Records from a data source:
▬▬▬▬▬▬
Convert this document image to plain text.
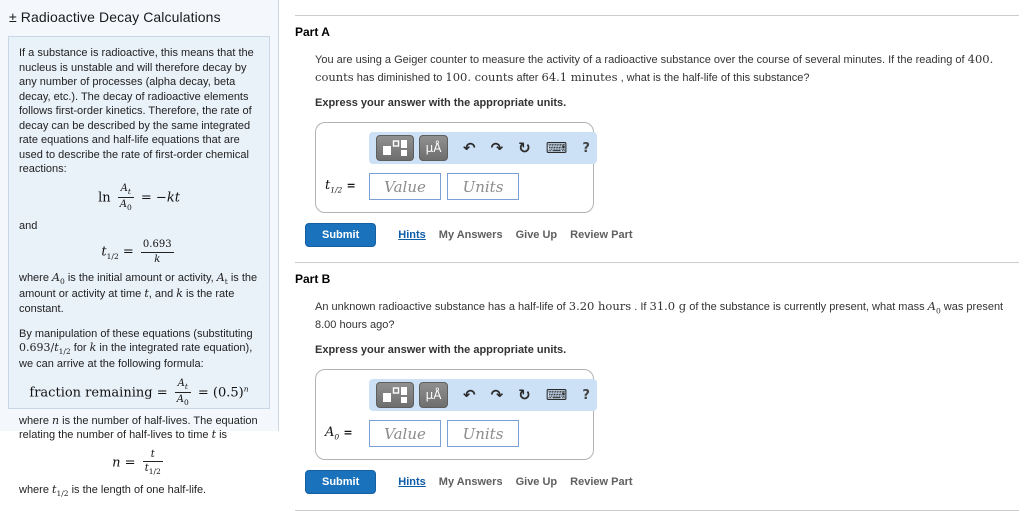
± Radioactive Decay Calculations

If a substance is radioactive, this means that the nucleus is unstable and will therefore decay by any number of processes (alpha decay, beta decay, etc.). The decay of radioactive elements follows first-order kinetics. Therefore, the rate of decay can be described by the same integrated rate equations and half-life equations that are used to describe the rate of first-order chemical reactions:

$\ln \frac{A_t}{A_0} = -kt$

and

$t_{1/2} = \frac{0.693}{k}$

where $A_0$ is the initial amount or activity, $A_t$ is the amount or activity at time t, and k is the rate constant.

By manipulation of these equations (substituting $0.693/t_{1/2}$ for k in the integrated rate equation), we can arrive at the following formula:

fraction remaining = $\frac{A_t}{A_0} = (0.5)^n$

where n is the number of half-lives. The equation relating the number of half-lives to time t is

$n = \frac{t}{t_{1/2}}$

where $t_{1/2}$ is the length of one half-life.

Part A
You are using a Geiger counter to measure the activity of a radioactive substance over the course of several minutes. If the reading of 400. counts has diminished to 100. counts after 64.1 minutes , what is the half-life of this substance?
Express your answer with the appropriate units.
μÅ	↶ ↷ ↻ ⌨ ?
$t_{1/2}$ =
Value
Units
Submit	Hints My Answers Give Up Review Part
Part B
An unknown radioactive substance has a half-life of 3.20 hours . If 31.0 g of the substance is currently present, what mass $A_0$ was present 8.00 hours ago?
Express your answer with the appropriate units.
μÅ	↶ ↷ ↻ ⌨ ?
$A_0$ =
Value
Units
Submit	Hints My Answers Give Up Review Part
▬▬▬▬▬▬
> [Your task] Scan the material above. Extract every line in which the word "activity" occurs.

> [Response to this task]
where $A_0$ is the initial amount or activity, $A_t$ is the amount or activity at time t, and k is the rate constant.
You are using a Geiger counter to measure the activity of a radioactive substance over the course of several minutes. If the reading of 400. counts has diminished to 100. counts after 64.1 minutes , what is the half-life of this substance?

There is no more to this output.